_Data listing:_

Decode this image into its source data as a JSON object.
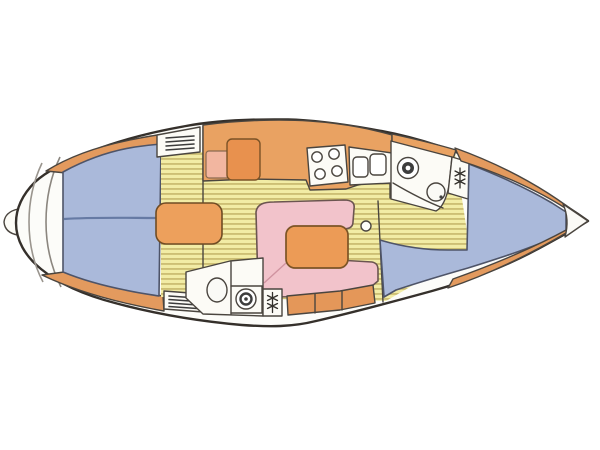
{
  "diagram": {
    "subject": "sailboat interior floor plan (top-down deck layout drawing)",
    "bow_direction": "right",
    "stern_direction": "left",
    "features": [
      "transom-steps",
      "rudder",
      "aft-double-berth",
      "companionway-step-box",
      "nav-seat",
      "icebox",
      "galley-counter",
      "stove-4-burners",
      "double-sink",
      "u-shaped-settee",
      "saloon-table",
      "cup-holder",
      "stowage-lockers",
      "aft-head-toilet",
      "aft-head-sink",
      "aft-hanging-locker",
      "forward-head-toilet",
      "forward-head-sink",
      "forward-hanging-locker",
      "v-berth",
      "bow-shelves",
      "anchor-locker",
      "cabin-sole-planks",
      "vent-grill-aft-top",
      "vent-grill-aft-bottom"
    ],
    "burner_count": "4"
  },
  "colors": {
    "background": "#ffffff",
    "hull_fill": "#fcfcf9",
    "hull_line": "#35302b",
    "floor_base": "#f2eca5",
    "floor_stripe": "#c9ba6f",
    "berth_blue": "#aab9da",
    "berth_edge": "#4e5468",
    "berth_seam": "#5b6e9a",
    "counter_orange": "#e9a262",
    "wedge_orange": "#e39a5e",
    "fridge_orange": "#e8914e",
    "block_orange": "#eda05c",
    "table_orange": "#ec9b56",
    "locker_orange": "#e49759",
    "settee_pink": "#f2c3cb",
    "pink_seam": "#d093a0",
    "seat_salmon": "#f2b6a0",
    "fixture_white": "#fcfbf6",
    "tip_white": "#fbfaf6",
    "steps_gray": "#9a958e"
  }
}
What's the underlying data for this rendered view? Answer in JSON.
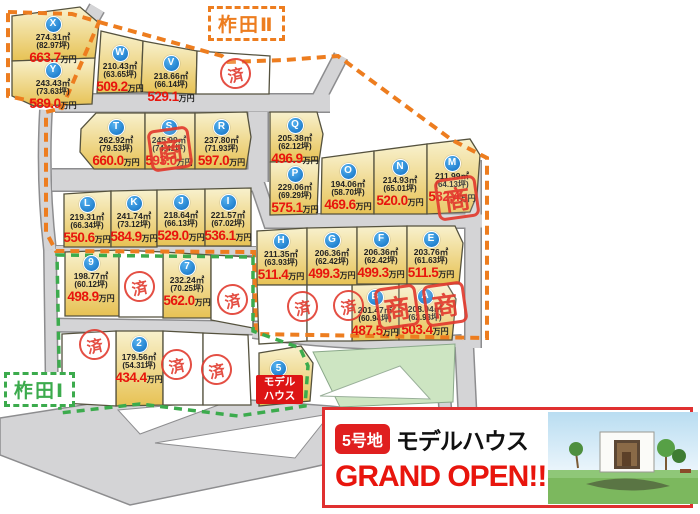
{
  "region_labels": {
    "kakita_2": "柞田Ⅱ",
    "kakita_1": "柞田Ⅰ"
  },
  "price_unit": "万円",
  "stamp_sold": "済",
  "stamp_deal": "商",
  "lots": [
    {
      "id": "X",
      "area": "274.31㎡",
      "tsubo": "(82.97坪)",
      "price": "663.7"
    },
    {
      "id": "Y",
      "area": "243.43㎡",
      "tsubo": "(73.63坪)",
      "price": "589.0"
    },
    {
      "id": "W",
      "area": "210.43㎡",
      "tsubo": "(63.65坪)",
      "price": "509.2"
    },
    {
      "id": "V",
      "area": "218.66㎡",
      "tsubo": "(66.14坪)",
      "price": "529.1"
    },
    {
      "id": "T",
      "area": "262.92㎡",
      "tsubo": "(79.53坪)",
      "price": "660.0"
    },
    {
      "id": "S",
      "area": "245.99㎡",
      "tsubo": "(74.41坪)",
      "price": "593.0"
    },
    {
      "id": "R",
      "area": "237.80㎡",
      "tsubo": "(71.93坪)",
      "price": "597.0"
    },
    {
      "id": "Q",
      "area": "205.38㎡",
      "tsubo": "(62.12坪)",
      "price": "496.9"
    },
    {
      "id": "P",
      "area": "229.06㎡",
      "tsubo": "(69.29坪)",
      "price": "575.1"
    },
    {
      "id": "O",
      "area": "194.06㎡",
      "tsubo": "(58.70坪)",
      "price": "469.6"
    },
    {
      "id": "N",
      "area": "214.93㎡",
      "tsubo": "(65.01坪)",
      "price": "520.0"
    },
    {
      "id": "M",
      "area": "211.99㎡",
      "tsubo": "(64.13坪)",
      "price": "532.4"
    },
    {
      "id": "L",
      "area": "219.31㎡",
      "tsubo": "(66.34坪)",
      "price": "550.6"
    },
    {
      "id": "K",
      "area": "241.74㎡",
      "tsubo": "(73.12坪)",
      "price": "584.9"
    },
    {
      "id": "J",
      "area": "218.64㎡",
      "tsubo": "(66.13坪)",
      "price": "529.0"
    },
    {
      "id": "I",
      "area": "221.57㎡",
      "tsubo": "(67.02坪)",
      "price": "536.1"
    },
    {
      "id": "H",
      "area": "211.35㎡",
      "tsubo": "(63.93坪)",
      "price": "511.4"
    },
    {
      "id": "G",
      "area": "206.36㎡",
      "tsubo": "(62.42坪)",
      "price": "499.3"
    },
    {
      "id": "F",
      "area": "206.36㎡",
      "tsubo": "(62.42坪)",
      "price": "499.3"
    },
    {
      "id": "E",
      "area": "203.76㎡",
      "tsubo": "(61.63坪)",
      "price": "511.5"
    },
    {
      "id": "B",
      "area": "201.47㎡",
      "tsubo": "(60.94坪)",
      "price": "487.5"
    },
    {
      "id": "A",
      "area": "208.04㎡",
      "tsubo": "(62.93坪)",
      "price": "503.4"
    },
    {
      "id": "9",
      "area": "198.77㎡",
      "tsubo": "(60.12坪)",
      "price": "498.9"
    },
    {
      "id": "7",
      "area": "232.24㎡",
      "tsubo": "(70.25坪)",
      "price": "562.0"
    },
    {
      "id": "2",
      "area": "179.56㎡",
      "tsubo": "(54.31坪)",
      "price": "434.4"
    }
  ],
  "model_house": {
    "circle": "5",
    "line1": "モデル",
    "line2": "ハウス"
  },
  "banner": {
    "badge": "5号地",
    "title": "モデルハウス",
    "headline": "GRAND OPEN!!"
  },
  "colors": {
    "boundary_orange": "#ed7d1f",
    "boundary_green": "#3cab4d",
    "price_red": "#e8150d",
    "stamp_red": "#e23c30",
    "lot_yellow": "#e9c75a",
    "road_gray": "#d4d4d6",
    "circle_blue": "#0e6ec2",
    "banner_red": "#e03030"
  }
}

_Task details:_
Print out the lines exactly, skipping any picture.

_Exercise solution:_
Decode this image into its source data as a JSON object.
{
  "diagram": {
    "subject": "sailboat interior floor plan (top-down deck layout drawing)",
    "bow_direction": "right",
    "stern_direction": "left",
    "features": [
      "transom-steps",
      "rudder",
      "aft-double-berth",
      "companionway-step-box",
      "nav-seat",
      "icebox",
      "galley-counter",
      "stove-4-burners",
      "double-sink",
      "u-shaped-settee",
      "saloon-table",
      "cup-holder",
      "stowage-lockers",
      "aft-head-toilet",
      "aft-head-sink",
      "aft-hanging-locker",
      "forward-head-toilet",
      "forward-head-sink",
      "forward-hanging-locker",
      "v-berth",
      "bow-shelves",
      "anchor-locker",
      "cabin-sole-planks",
      "vent-grill-aft-top",
      "vent-grill-aft-bottom"
    ],
    "burner_count": "4"
  },
  "colors": {
    "background": "#ffffff",
    "hull_fill": "#fcfcf9",
    "hull_line": "#35302b",
    "floor_base": "#f2eca5",
    "floor_stripe": "#c9ba6f",
    "berth_blue": "#aab9da",
    "berth_edge": "#4e5468",
    "berth_seam": "#5b6e9a",
    "counter_orange": "#e9a262",
    "wedge_orange": "#e39a5e",
    "fridge_orange": "#e8914e",
    "block_orange": "#eda05c",
    "table_orange": "#ec9b56",
    "locker_orange": "#e49759",
    "settee_pink": "#f2c3cb",
    "pink_seam": "#d093a0",
    "seat_salmon": "#f2b6a0",
    "fixture_white": "#fcfbf6",
    "tip_white": "#fbfaf6",
    "steps_gray": "#9a958e"
  }
}
What's the underlying data for this rendered view? Answer in JSON.
{
  "region_labels": {
    "kakita_2": "柞田Ⅱ",
    "kakita_1": "柞田Ⅰ"
  },
  "price_unit": "万円",
  "stamp_sold": "済",
  "stamp_deal": "商",
  "lots": [
    {
      "id": "X",
      "area": "274.31㎡",
      "tsubo": "(82.97坪)",
      "price": "663.7"
    },
    {
      "id": "Y",
      "area": "243.43㎡",
      "tsubo": "(73.63坪)",
      "price": "589.0"
    },
    {
      "id": "W",
      "area": "210.43㎡",
      "tsubo": "(63.65坪)",
      "price": "509.2"
    },
    {
      "id": "V",
      "area": "218.66㎡",
      "tsubo": "(66.14坪)",
      "price": "529.1"
    },
    {
      "id": "T",
      "area": "262.92㎡",
      "tsubo": "(79.53坪)",
      "price": "660.0"
    },
    {
      "id": "S",
      "area": "245.99㎡",
      "tsubo": "(74.41坪)",
      "price": "593.0"
    },
    {
      "id": "R",
      "area": "237.80㎡",
      "tsubo": "(71.93坪)",
      "price": "597.0"
    },
    {
      "id": "Q",
      "area": "205.38㎡",
      "tsubo": "(62.12坪)",
      "price": "496.9"
    },
    {
      "id": "P",
      "area": "229.06㎡",
      "tsubo": "(69.29坪)",
      "price": "575.1"
    },
    {
      "id": "O",
      "area": "194.06㎡",
      "tsubo": "(58.70坪)",
      "price": "469.6"
    },
    {
      "id": "N",
      "area": "214.93㎡",
      "tsubo": "(65.01坪)",
      "price": "520.0"
    },
    {
      "id": "M",
      "area": "211.99㎡",
      "tsubo": "(64.13坪)",
      "price": "532.4"
    },
    {
      "id": "L",
      "area": "219.31㎡",
      "tsubo": "(66.34坪)",
      "price": "550.6"
    },
    {
      "id": "K",
      "area": "241.74㎡",
      "tsubo": "(73.12坪)",
      "price": "584.9"
    },
    {
      "id": "J",
      "area": "218.64㎡",
      "tsubo": "(66.13坪)",
      "price": "529.0"
    },
    {
      "id": "I",
      "area": "221.57㎡",
      "tsubo": "(67.02坪)",
      "price": "536.1"
    },
    {
      "id": "H",
      "area": "211.35㎡",
      "tsubo": "(63.93坪)",
      "price": "511.4"
    },
    {
      "id": "G",
      "area": "206.36㎡",
      "tsubo": "(62.42坪)",
      "price": "499.3"
    },
    {
      "id": "F",
      "area": "206.36㎡",
      "tsubo": "(62.42坪)",
      "price": "499.3"
    },
    {
      "id": "E",
      "area": "203.76㎡",
      "tsubo": "(61.63坪)",
      "price": "511.5"
    },
    {
      "id": "B",
      "area": "201.47㎡",
      "tsubo": "(60.94坪)",
      "price": "487.5"
    },
    {
      "id": "A",
      "area": "208.04㎡",
      "tsubo": "(62.93坪)",
      "price": "503.4"
    },
    {
      "id": "9",
      "area": "198.77㎡",
      "tsubo": "(60.12坪)",
      "price": "498.9"
    },
    {
      "id": "7",
      "area": "232.24㎡",
      "tsubo": "(70.25坪)",
      "price": "562.0"
    },
    {
      "id": "2",
      "area": "179.56㎡",
      "tsubo": "(54.31坪)",
      "price": "434.4"
    }
  ],
  "model_house": {
    "circle": "5",
    "line1": "モデル",
    "line2": "ハウス"
  },
  "banner": {
    "badge": "5号地",
    "title": "モデルハウス",
    "headline": "GRAND OPEN!!"
  },
  "colors": {
    "boundary_orange": "#ed7d1f",
    "boundary_green": "#3cab4d",
    "price_red": "#e8150d",
    "stamp_red": "#e23c30",
    "lot_yellow": "#e9c75a",
    "road_gray": "#d4d4d6",
    "circle_blue": "#0e6ec2",
    "banner_red": "#e03030"
  }
}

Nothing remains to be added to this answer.